Written instruction → Duplicate the items below from the line that contains "List 43 of the" up to and including the line that contains "x-tick-label: 5/18/2023: [729, 1055, 783, 1069]".

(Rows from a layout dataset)
──────────────────────────────

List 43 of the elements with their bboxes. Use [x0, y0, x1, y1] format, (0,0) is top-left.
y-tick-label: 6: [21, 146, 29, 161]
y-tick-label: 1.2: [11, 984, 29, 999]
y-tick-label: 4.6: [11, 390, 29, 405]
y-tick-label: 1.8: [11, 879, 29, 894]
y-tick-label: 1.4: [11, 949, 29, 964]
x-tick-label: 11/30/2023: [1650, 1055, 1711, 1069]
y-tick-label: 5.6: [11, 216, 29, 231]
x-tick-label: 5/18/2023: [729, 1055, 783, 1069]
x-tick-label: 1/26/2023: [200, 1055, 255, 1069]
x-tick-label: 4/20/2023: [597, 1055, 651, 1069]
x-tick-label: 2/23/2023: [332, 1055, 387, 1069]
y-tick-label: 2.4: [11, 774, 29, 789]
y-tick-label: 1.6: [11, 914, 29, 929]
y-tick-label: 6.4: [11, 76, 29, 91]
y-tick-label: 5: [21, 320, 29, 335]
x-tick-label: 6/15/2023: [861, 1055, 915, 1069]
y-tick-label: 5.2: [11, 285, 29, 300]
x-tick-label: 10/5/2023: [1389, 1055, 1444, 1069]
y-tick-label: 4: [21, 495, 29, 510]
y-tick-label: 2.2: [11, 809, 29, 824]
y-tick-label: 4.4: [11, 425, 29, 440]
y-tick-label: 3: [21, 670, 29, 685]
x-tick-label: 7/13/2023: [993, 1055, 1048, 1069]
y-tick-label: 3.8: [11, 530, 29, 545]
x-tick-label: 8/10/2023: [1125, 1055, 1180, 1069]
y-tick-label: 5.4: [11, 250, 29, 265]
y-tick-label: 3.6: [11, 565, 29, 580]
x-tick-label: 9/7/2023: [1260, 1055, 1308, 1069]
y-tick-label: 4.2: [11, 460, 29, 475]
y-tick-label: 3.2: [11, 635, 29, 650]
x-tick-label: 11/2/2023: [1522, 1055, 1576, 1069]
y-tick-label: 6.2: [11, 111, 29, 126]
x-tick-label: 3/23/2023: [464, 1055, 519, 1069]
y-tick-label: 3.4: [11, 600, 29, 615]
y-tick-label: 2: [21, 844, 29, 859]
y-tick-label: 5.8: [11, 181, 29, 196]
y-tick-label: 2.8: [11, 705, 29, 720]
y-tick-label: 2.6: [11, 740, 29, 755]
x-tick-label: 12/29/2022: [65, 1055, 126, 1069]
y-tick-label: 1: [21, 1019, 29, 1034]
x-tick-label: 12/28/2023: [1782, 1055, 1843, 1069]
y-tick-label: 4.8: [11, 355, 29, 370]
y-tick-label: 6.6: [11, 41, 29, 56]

──────────────────────────────

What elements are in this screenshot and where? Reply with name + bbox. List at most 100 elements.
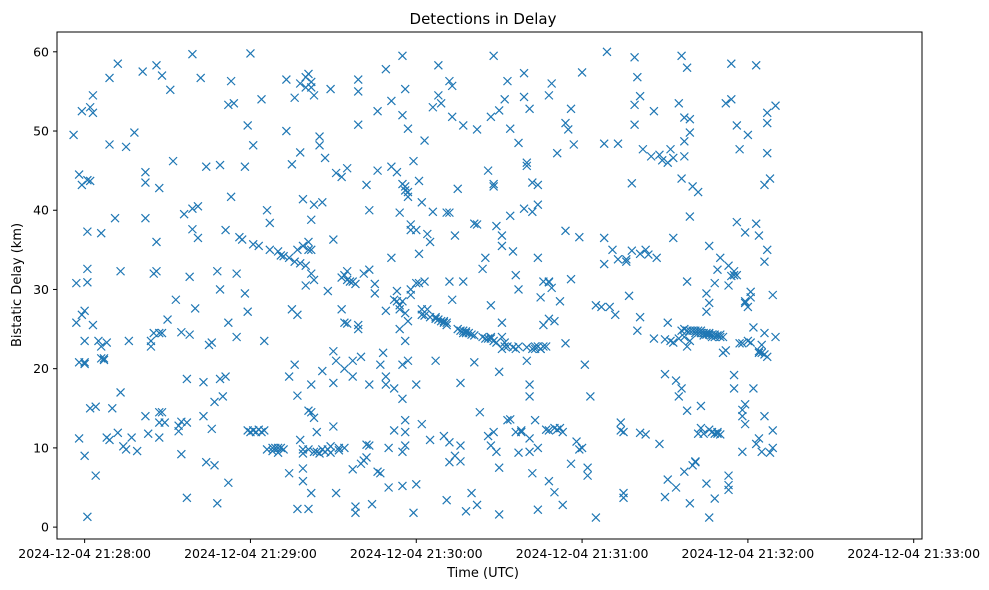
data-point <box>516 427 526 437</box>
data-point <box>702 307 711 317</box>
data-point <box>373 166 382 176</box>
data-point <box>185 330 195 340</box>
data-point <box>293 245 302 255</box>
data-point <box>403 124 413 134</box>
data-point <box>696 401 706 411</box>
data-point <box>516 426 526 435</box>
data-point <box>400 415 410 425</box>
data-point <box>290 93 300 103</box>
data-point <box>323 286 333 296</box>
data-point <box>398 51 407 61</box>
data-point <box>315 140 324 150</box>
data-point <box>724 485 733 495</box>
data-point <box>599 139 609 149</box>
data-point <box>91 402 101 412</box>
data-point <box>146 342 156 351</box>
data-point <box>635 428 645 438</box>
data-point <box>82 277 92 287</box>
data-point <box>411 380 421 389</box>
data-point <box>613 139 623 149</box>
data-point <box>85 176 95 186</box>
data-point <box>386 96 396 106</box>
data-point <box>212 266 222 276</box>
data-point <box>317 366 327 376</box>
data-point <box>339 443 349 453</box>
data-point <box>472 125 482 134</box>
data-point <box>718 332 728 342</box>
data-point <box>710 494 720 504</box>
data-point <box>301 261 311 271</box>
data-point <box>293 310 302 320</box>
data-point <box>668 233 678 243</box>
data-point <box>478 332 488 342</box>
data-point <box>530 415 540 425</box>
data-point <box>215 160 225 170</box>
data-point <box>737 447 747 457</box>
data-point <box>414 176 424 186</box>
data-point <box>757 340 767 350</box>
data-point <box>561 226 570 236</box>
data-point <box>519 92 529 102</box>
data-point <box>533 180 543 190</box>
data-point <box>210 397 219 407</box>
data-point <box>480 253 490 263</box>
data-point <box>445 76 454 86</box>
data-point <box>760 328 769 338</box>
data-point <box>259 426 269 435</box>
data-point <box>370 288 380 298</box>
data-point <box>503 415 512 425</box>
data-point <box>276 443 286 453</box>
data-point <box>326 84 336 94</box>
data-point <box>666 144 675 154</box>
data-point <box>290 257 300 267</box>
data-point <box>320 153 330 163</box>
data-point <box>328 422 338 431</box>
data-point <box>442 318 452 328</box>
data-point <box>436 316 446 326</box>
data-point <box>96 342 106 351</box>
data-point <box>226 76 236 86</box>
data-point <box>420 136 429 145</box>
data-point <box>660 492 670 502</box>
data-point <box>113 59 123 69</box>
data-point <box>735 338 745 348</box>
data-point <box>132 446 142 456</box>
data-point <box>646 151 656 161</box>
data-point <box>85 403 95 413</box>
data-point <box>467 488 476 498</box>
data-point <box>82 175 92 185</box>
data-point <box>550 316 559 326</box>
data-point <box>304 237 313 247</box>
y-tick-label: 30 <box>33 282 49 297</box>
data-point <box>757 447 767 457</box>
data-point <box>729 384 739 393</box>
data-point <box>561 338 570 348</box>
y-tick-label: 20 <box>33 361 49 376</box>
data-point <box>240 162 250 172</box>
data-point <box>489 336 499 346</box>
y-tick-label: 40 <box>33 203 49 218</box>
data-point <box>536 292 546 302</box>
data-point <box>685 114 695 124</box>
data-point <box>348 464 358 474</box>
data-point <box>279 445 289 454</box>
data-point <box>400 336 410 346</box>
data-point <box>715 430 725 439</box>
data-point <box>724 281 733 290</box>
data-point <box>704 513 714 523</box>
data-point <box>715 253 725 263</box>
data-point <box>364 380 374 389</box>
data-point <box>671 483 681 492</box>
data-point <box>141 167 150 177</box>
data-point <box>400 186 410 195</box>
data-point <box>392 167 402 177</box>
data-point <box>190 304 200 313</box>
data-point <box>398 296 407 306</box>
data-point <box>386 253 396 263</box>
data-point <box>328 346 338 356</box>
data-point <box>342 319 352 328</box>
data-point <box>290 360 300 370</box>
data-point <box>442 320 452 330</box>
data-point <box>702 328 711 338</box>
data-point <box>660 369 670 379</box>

──────────────────────────────

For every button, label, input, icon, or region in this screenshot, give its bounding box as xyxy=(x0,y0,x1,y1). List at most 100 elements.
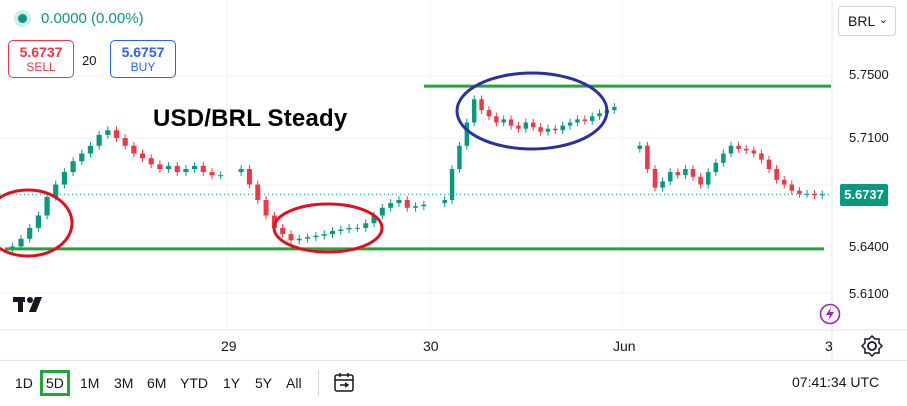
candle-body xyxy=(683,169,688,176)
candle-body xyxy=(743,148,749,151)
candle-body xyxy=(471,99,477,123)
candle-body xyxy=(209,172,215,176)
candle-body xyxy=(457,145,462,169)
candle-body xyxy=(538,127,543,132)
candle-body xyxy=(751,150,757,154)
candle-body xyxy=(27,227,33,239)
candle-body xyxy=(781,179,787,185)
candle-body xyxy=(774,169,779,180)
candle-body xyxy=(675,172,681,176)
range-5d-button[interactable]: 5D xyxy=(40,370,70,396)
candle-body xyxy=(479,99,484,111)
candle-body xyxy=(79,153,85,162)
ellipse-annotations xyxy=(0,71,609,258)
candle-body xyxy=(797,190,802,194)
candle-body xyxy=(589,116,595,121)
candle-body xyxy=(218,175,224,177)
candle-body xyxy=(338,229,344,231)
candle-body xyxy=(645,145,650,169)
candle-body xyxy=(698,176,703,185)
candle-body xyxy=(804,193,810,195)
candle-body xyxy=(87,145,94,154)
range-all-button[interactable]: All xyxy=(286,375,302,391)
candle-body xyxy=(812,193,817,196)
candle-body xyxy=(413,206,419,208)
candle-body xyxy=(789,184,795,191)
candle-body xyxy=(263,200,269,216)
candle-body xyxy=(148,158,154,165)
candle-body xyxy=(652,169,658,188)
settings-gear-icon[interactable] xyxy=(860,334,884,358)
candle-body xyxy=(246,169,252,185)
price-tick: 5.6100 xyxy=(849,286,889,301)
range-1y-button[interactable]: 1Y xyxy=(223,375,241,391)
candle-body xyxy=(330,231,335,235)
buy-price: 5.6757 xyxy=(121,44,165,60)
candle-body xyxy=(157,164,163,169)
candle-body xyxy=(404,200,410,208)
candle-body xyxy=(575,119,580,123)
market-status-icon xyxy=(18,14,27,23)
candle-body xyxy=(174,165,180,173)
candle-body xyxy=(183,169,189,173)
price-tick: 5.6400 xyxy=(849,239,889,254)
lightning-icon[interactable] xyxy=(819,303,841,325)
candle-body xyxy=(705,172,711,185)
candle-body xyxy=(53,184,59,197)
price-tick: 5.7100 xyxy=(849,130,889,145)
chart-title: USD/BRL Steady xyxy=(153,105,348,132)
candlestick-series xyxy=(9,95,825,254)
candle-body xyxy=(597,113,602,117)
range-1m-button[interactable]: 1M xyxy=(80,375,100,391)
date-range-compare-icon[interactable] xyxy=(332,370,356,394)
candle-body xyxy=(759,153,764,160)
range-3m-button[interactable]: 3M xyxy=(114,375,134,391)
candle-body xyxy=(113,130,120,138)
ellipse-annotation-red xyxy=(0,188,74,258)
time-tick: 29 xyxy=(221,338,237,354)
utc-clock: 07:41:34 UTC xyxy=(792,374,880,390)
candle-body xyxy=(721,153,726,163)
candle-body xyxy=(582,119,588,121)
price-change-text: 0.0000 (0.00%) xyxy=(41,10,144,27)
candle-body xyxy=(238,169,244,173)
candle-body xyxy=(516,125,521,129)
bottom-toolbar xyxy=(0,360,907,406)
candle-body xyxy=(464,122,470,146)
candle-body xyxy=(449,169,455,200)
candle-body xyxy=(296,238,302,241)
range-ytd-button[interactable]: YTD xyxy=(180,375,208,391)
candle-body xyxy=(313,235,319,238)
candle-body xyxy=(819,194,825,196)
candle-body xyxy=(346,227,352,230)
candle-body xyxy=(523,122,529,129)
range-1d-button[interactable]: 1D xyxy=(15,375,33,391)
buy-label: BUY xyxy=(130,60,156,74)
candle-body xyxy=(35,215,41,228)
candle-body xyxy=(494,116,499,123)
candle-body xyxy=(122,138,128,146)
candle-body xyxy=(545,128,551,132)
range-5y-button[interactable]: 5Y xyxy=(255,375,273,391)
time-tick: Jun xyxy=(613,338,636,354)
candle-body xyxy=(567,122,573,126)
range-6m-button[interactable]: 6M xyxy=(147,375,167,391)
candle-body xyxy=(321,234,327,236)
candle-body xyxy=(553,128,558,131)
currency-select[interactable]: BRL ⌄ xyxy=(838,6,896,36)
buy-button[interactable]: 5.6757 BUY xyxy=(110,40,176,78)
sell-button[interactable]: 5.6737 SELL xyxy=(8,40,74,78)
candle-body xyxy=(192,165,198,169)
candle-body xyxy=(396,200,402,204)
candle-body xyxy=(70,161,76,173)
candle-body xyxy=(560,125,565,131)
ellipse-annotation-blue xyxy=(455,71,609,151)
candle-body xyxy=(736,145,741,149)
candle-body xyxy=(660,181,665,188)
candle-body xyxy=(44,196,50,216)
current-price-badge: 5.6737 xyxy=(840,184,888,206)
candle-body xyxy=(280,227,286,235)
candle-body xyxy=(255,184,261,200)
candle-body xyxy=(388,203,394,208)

──────────────────────────────

Task answer →
List 43 of the elements with their bboxes. Use [x0, y0, x1, y1] format, (0,0) is top-left.
y-tick-label: 6: [21, 146, 29, 161]
y-tick-label: 1.2: [11, 984, 29, 999]
y-tick-label: 4.6: [11, 390, 29, 405]
y-tick-label: 1.8: [11, 879, 29, 894]
y-tick-label: 1.4: [11, 949, 29, 964]
x-tick-label: 11/30/2023: [1650, 1055, 1711, 1069]
y-tick-label: 5.6: [11, 216, 29, 231]
x-tick-label: 5/18/2023: [729, 1055, 783, 1069]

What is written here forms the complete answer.